PROBLEM DESCRIPTION:
Repeat the records below exactly, leaving out any pictures.

RECORDS TO USE:
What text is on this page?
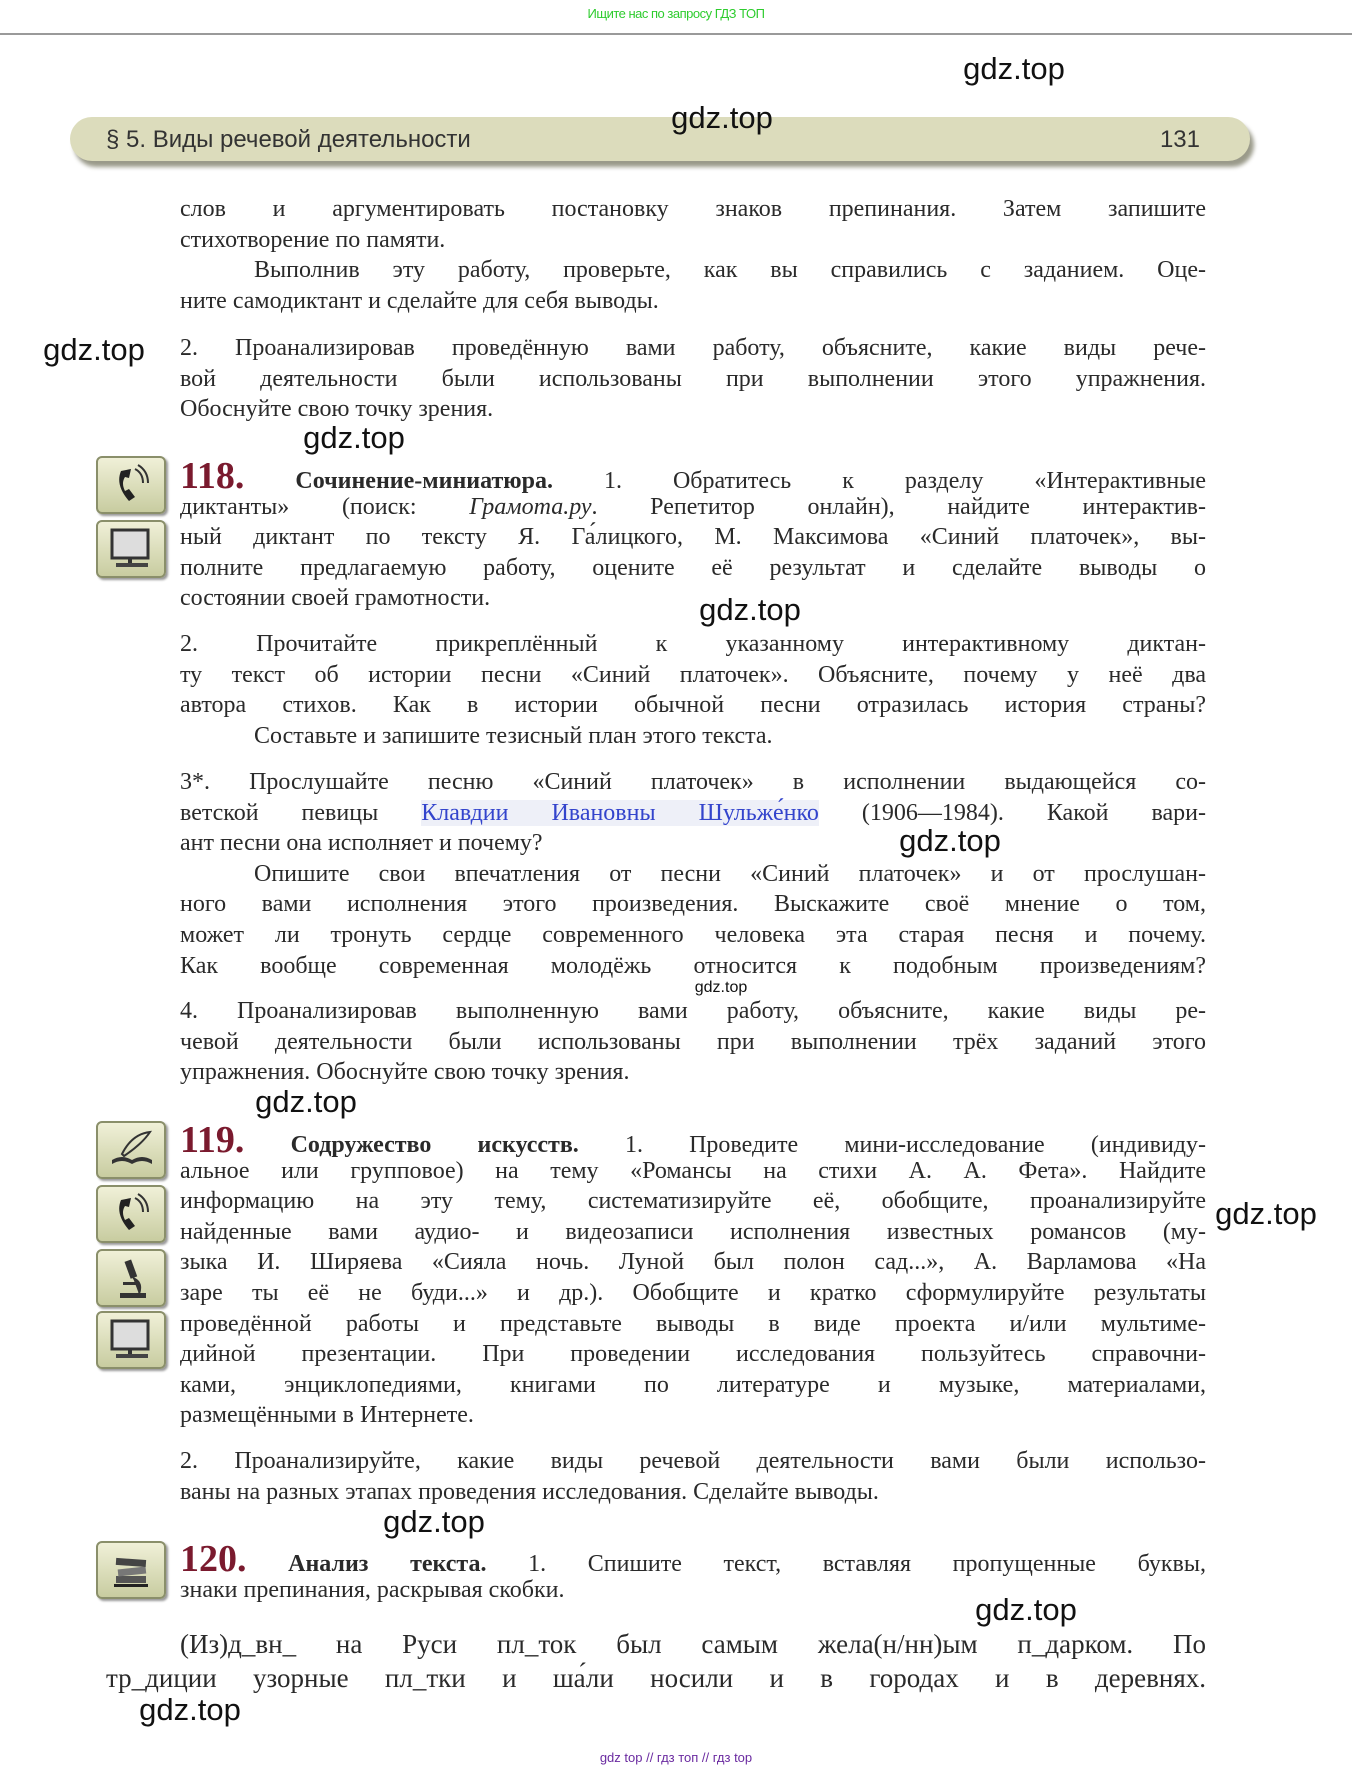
Ищите нас по запросу ГДЗ ТОП
§ 5. Виды речевой деятельности	131
слов и аргументировать постановку знаков препинания. Затем запишите
стихотворение по памяти.
Выполнив эту работу, проверьте, как вы справились с заданием. Оце-
ните самодиктант и сделайте для себя выводы.
2. Проанализировав проведённую вами работу, объясните, какие виды рече-
вой деятельности были использованы при выполнении этого упражнения.
Обоснуйте свою точку зрения.
118. Сочинение-миниатюра. 1. Обратитесь к разделу «Интерактивные
диктанты» (поиск: Грамота.ру. Репетитор онлайн), найдите интерактив-
ный диктант по тексту Я. Га́лицкого, М. Максимова «Синий платочек», вы-
полните предлагаемую работу, оцените её результат и сделайте выводы о
состоянии своей грамотности.
2. Прочитайте прикреплённый к указанному интерактивному диктан-
ту текст об истории песни «Синий платочек». Объясните, почему у неё два
автора стихов. Как в истории обычной песни отразилась история страны?
Составьте и запишите тезисный план этого текста.
3*. Прослушайте песню «Синий платочек» в исполнении выдающейся со-
ветской певицы Клавдии Ивановны Шульже́нко (1906—1984). Какой вари-
ант песни она исполняет и почему?
Опишите свои впечатления от песни «Синий платочек» и от прослушан-
ного вами исполнения этого произведения. Выскажите своё мнение о том,
может ли тронуть сердце современного человека эта старая песня и почему.
Как вообще современная молодёжь относится к подобным произведениям?
4. Проанализировав выполненную вами работу, объясните, какие виды ре-
чевой деятельности были использованы при выполнении трёх заданий этого
упражнения. Обоснуйте свою точку зрения.
119. Содружество искусств. 1. Проведите мини-исследование (индивиду-
альное или групповое) на тему «Романсы на стихи А. А. Фета». Найдите
информацию на эту тему, систематизируйте её, обобщите, проанализируйте
найденные вами аудио- и видеозаписи исполнения известных романсов (му-
зыка И. Ширяева «Сияла ночь. Луной был полон сад...», А. Варламова «На
заре ты её не буди...» и др.). Обобщите и кратко сформулируйте результаты
проведённой работы и представьте выводы в виде проекта и/или мультиме-
дийной презентации. При проведении исследования пользуйтесь справочни-
ками, энциклопедиями, книгами по литературе и музыке, материалами,
размещёнными в Интернете.
2. Проанализируйте, какие виды речевой деятельности вами были использо-
ваны на разных этапах проведения исследования. Сделайте выводы.
120. Анализ текста. 1. Спишите текст, вставляя пропущенные буквы,
знаки препинания, раскрывая скобки.
(Из)д_вн_ на Руси пл_ток был самым жела(н/нн)ым п_дарком. По
тр_диции узорные пл_тки и ша́ли носили и в городах и в деревнях.
gdz.top
gdz.top
gdz.top
gdz.top
gdz.top
gdz.top
gdz.top
gdz.top
gdz.top
gdz.top
gdz.top
gdz.top
gdz top // гдз топ // гдз top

TASK SOLUTION:
What text is on this page?
Ищите нас по запросу ГДЗ ТОП
§ 5. Виды речевой деятельности	131
слов и аргументировать постановку знаков препинания. Затем запишите
стихотворение по памяти.
Выполнив эту работу, проверьте, как вы справились с заданием. Оце-
ните самодиктант и сделайте для себя выводы.
2. Проанализировав проведённую вами работу, объясните, какие виды рече-
вой деятельности были использованы при выполнении этого упражнения.
Обоснуйте свою точку зрения.
118. Сочинение-миниатюра. 1. Обратитесь к разделу «Интерактивные
диктанты» (поиск: Грамота.ру. Репетитор онлайн), найдите интерактив-
ный диктант по тексту Я. Га́лицкого, М. Максимова «Синий платочек», вы-
полните предлагаемую работу, оцените её результат и сделайте выводы о
состоянии своей грамотности.
2. Прочитайте прикреплённый к указанному интерактивному диктан-
ту текст об истории песни «Синий платочек». Объясните, почему у неё два
автора стихов. Как в истории обычной песни отразилась история страны?
Составьте и запишите тезисный план этого текста.
3*. Прослушайте песню «Синий платочек» в исполнении выдающейся со-
ветской певицы Клавдии Ивановны Шульже́нко (1906—1984). Какой вари-
ант песни она исполняет и почему?
Опишите свои впечатления от песни «Синий платочек» и от прослушан-
ного вами исполнения этого произведения. Выскажите своё мнение о том,
может ли тронуть сердце современного человека эта старая песня и почему.
Как вообще современная молодёжь относится к подобным произведениям?
4. Проанализировав выполненную вами работу, объясните, какие виды ре-
чевой деятельности были использованы при выполнении трёх заданий этого
упражнения. Обоснуйте свою точку зрения.
119. Содружество искусств. 1. Проведите мини-исследование (индивиду-
альное или групповое) на тему «Романсы на стихи А. А. Фета». Найдите
информацию на эту тему, систематизируйте её, обобщите, проанализируйте
найденные вами аудио- и видеозаписи исполнения известных романсов (му-
зыка И. Ширяева «Сияла ночь. Луной был полон сад...», А. Варламова «На
заре ты её не буди...» и др.). Обобщите и кратко сформулируйте результаты
проведённой работы и представьте выводы в виде проекта и/или мультиме-
дийной презентации. При проведении исследования пользуйтесь справочни-
ками, энциклопедиями, книгами по литературе и музыке, материалами,
размещёнными в Интернете.
2. Проанализируйте, какие виды речевой деятельности вами были использо-
ваны на разных этапах проведения исследования. Сделайте выводы.
120. Анализ текста. 1. Спишите текст, вставляя пропущенные буквы,
знаки препинания, раскрывая скобки.
(Из)д_вн_ на Руси пл_ток был самым жела(н/нн)ым п_дарком. По
тр_диции узорные пл_тки и ша́ли носили и в городах и в деревнях.
gdz.top
gdz.top
gdz.top
gdz.top
gdz.top
gdz.top
gdz.top
gdz.top
gdz.top
gdz.top
gdz.top
gdz.top
gdz top // гдз топ // гдз top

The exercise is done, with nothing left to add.